#### WHAT TO PRODUCE
All records are to be retyped faithfully and completely.

(begin)

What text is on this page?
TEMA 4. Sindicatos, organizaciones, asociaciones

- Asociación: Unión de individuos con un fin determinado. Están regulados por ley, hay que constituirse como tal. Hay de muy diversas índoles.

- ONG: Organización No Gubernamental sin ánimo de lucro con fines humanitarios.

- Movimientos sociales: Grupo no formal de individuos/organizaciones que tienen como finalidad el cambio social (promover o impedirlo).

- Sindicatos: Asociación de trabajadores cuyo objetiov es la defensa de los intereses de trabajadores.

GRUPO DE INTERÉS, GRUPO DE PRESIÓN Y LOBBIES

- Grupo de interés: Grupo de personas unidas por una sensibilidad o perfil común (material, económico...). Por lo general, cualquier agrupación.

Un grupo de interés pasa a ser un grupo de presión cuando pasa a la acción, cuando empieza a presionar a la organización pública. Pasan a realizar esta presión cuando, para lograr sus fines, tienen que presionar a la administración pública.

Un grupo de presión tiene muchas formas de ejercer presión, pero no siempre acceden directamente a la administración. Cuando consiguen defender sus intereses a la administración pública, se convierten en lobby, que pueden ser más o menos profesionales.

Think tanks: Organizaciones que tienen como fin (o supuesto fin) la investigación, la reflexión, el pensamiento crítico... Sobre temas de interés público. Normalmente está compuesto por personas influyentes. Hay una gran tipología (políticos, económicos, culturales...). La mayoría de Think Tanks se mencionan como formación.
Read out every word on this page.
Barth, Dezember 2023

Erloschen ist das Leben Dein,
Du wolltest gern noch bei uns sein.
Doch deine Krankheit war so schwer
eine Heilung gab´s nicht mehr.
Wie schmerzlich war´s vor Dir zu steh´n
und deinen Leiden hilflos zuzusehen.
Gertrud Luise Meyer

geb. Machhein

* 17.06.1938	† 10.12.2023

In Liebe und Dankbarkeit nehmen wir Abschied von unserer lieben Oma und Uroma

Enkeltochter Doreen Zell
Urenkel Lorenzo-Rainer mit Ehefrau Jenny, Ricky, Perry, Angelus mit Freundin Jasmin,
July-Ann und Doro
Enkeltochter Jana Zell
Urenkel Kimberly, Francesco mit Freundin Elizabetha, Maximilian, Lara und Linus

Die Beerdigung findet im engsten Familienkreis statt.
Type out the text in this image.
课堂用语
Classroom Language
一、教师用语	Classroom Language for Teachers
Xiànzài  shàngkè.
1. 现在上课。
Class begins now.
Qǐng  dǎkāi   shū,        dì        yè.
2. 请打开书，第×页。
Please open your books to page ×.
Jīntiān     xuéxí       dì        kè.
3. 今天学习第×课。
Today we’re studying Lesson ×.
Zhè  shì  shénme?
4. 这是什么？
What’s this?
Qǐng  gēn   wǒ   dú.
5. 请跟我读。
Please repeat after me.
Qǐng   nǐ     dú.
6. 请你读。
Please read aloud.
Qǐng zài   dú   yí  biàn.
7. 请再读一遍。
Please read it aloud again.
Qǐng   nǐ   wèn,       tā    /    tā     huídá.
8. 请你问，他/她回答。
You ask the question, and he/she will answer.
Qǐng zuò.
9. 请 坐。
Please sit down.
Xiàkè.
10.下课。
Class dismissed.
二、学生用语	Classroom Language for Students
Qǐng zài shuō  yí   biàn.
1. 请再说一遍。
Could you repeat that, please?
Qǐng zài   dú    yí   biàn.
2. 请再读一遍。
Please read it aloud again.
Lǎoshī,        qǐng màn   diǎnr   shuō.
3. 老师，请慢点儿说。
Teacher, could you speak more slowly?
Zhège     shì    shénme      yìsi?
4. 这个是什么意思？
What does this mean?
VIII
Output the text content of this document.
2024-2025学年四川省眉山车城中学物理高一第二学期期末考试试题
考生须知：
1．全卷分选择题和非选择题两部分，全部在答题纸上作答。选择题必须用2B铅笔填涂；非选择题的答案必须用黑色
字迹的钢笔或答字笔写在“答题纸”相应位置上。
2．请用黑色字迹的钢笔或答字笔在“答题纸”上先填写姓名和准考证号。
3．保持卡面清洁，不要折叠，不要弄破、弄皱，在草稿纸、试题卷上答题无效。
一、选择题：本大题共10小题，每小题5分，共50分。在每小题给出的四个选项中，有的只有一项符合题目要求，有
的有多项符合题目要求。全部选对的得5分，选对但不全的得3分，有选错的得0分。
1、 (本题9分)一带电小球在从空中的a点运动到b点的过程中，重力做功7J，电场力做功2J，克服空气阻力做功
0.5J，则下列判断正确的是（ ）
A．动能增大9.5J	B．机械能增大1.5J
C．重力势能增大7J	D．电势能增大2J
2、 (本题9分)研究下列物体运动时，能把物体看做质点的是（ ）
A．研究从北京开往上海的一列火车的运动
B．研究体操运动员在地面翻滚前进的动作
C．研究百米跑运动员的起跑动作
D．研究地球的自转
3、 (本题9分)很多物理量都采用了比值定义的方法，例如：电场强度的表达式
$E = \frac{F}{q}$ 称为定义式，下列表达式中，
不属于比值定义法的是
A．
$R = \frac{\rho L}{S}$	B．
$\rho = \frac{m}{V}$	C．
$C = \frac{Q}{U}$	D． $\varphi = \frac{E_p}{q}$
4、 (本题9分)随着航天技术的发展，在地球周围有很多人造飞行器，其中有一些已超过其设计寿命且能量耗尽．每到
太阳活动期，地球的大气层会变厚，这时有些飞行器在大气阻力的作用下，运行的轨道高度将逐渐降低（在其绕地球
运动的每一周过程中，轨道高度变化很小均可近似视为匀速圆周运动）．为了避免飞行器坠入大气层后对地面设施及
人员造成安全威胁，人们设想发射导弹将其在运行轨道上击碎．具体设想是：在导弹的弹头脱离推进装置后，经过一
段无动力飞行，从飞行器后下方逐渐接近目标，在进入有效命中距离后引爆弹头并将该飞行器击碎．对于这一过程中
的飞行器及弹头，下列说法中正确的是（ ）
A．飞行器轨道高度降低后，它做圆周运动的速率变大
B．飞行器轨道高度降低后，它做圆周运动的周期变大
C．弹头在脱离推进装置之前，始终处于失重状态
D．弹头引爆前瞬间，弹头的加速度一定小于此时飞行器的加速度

(end)

#### REPLY TO THE EXERCISE
What text is on this page?
TEMA 4. Sindicatos, organizaciones, asociaciones

- Asociación: Unión de individuos con un fin determinado. Están regulados por ley, hay que constituirse como tal. Hay de muy diversas índoles.

- ONG: Organización No Gubernamental sin ánimo de lucro con fines humanitarios.

- Movimientos sociales: Grupo no formal de individuos/organizaciones que tienen como finalidad el cambio social (promover o impedirlo).

- Sindicatos: Asociación de trabajadores cuyo objetiov es la defensa de los intereses de trabajadores.

GRUPO DE INTERÉS, GRUPO DE PRESIÓN Y LOBBIES

- Grupo de interés: Grupo de personas unidas por una sensibilidad o perfil común (material, económico...). Por lo general, cualquier agrupación.

Un grupo de interés pasa a ser un grupo de presión cuando pasa a la acción, cuando empieza a presionar a la organización pública. Pasan a realizar esta presión cuando, para lograr sus fines, tienen que presionar a la administración pública.

Un grupo de presión tiene muchas formas de ejercer presión, pero no siempre acceden directamente a la administración. Cuando consiguen defender sus intereses a la administración pública, se convierten en lobby, que pueden ser más o menos profesionales.

Think tanks: Organizaciones que tienen como fin (o supuesto fin) la investigación, la reflexión, el pensamiento crítico... Sobre temas de interés público. Normalmente está compuesto por personas influyentes. Hay una gran tipología (políticos, económicos, culturales...). La mayoría de Think Tanks se mencionan como formación.
Read out every word on this page.
Barth, Dezember 2023

Erloschen ist das Leben Dein,
Du wolltest gern noch bei uns sein.
Doch deine Krankheit war so schwer
eine Heilung gab´s nicht mehr.
Wie schmerzlich war´s vor Dir zu steh´n
und deinen Leiden hilflos zuzusehen.
Gertrud Luise Meyer

geb. Machhein

* 17.06.1938	† 10.12.2023

In Liebe und Dankbarkeit nehmen wir Abschied von unserer lieben Oma und Uroma

Enkeltochter Doreen Zell
Urenkel Lorenzo-Rainer mit Ehefrau Jenny, Ricky, Perry, Angelus mit Freundin Jasmin,
July-Ann und Doro
Enkeltochter Jana Zell
Urenkel Kimberly, Francesco mit Freundin Elizabetha, Maximilian, Lara und Linus

Die Beerdigung findet im engsten Familienkreis statt.
Type out the text in this image.
课堂用语
Classroom Language
一、教师用语	Classroom Language for Teachers
Xiànzài  shàngkè.
1. 现在上课。
Class begins now.
Qǐng  dǎkāi   shū,        dì        yè.
2. 请打开书，第×页。
Please open your books to page ×.
Jīntiān     xuéxí       dì        kè.
3. 今天学习第×课。
Today we’re studying Lesson ×.
Zhè  shì  shénme?
4. 这是什么？
What’s this?
Qǐng  gēn   wǒ   dú.
5. 请跟我读。
Please repeat after me.
Qǐng   nǐ     dú.
6. 请你读。
Please read aloud.
Qǐng zài   dú   yí  biàn.
7. 请再读一遍。
Please read it aloud again.
Qǐng   nǐ   wèn,       tā    /    tā     huídá.
8. 请你问，他/她回答。
You ask the question, and he/she will answer.
Qǐng zuò.
9. 请 坐。
Please sit down.
Xiàkè.
10.下课。
Class dismissed.
二、学生用语	Classroom Language for Students
Qǐng zài shuō  yí   biàn.
1. 请再说一遍。
Could you repeat that, please?
Qǐng zài   dú    yí   biàn.
2. 请再读一遍。
Please read it aloud again.
Lǎoshī,        qǐng màn   diǎnr   shuō.
3. 老师，请慢点儿说。
Teacher, could you speak more slowly?
Zhège     shì    shénme      yìsi?
4. 这个是什么意思？
What does this mean?
VIII
Output the text content of this document.
2024-2025学年四川省眉山车城中学物理高一第二学期期末考试试题
考生须知：
1．全卷分选择题和非选择题两部分，全部在答题纸上作答。选择题必须用2B铅笔填涂；非选择题的答案必须用黑色
字迹的钢笔或答字笔写在“答题纸”相应位置上。
2．请用黑色字迹的钢笔或答字笔在“答题纸”上先填写姓名和准考证号。
3．保持卡面清洁，不要折叠，不要弄破、弄皱，在草稿纸、试题卷上答题无效。
一、选择题：本大题共10小题，每小题5分，共50分。在每小题给出的四个选项中，有的只有一项符合题目要求，有
的有多项符合题目要求。全部选对的得5分，选对但不全的得3分，有选错的得0分。
1、 (本题9分)一带电小球在从空中的a点运动到b点的过程中，重力做功7J，电场力做功2J，克服空气阻力做功
0.5J，则下列判断正确的是（ ）
A．动能增大9.5J	B．机械能增大1.5J
C．重力势能增大7J	D．电势能增大2J
2、 (本题9分)研究下列物体运动时，能把物体看做质点的是（ ）
A．研究从北京开往上海的一列火车的运动
B．研究体操运动员在地面翻滚前进的动作
C．研究百米跑运动员的起跑动作
D．研究地球的自转
3、 (本题9分)很多物理量都采用了比值定义的方法，例如：电场强度的表达式
$E = \frac{F}{q}$ 称为定义式，下列表达式中，
不属于比值定义法的是
A．
$R = \frac{\rho L}{S}$	B．
$\rho = \frac{m}{V}$	C．
$C = \frac{Q}{U}$	D． $\varphi = \frac{E_p}{q}$
4、 (本题9分)随着航天技术的发展，在地球周围有很多人造飞行器，其中有一些已超过其设计寿命且能量耗尽．每到
太阳活动期，地球的大气层会变厚，这时有些飞行器在大气阻力的作用下，运行的轨道高度将逐渐降低（在其绕地球
运动的每一周过程中，轨道高度变化很小均可近似视为匀速圆周运动）．为了避免飞行器坠入大气层后对地面设施及
人员造成安全威胁，人们设想发射导弹将其在运行轨道上击碎．具体设想是：在导弹的弹头脱离推进装置后，经过一
段无动力飞行，从飞行器后下方逐渐接近目标，在进入有效命中距离后引爆弹头并将该飞行器击碎．对于这一过程中
的飞行器及弹头，下列说法中正确的是（ ）
A．飞行器轨道高度降低后，它做圆周运动的速率变大
B．飞行器轨道高度降低后，它做圆周运动的周期变大
C．弹头在脱离推进装置之前，始终处于失重状态
D．弹头引爆前瞬间，弹头的加速度一定小于此时飞行器的加速度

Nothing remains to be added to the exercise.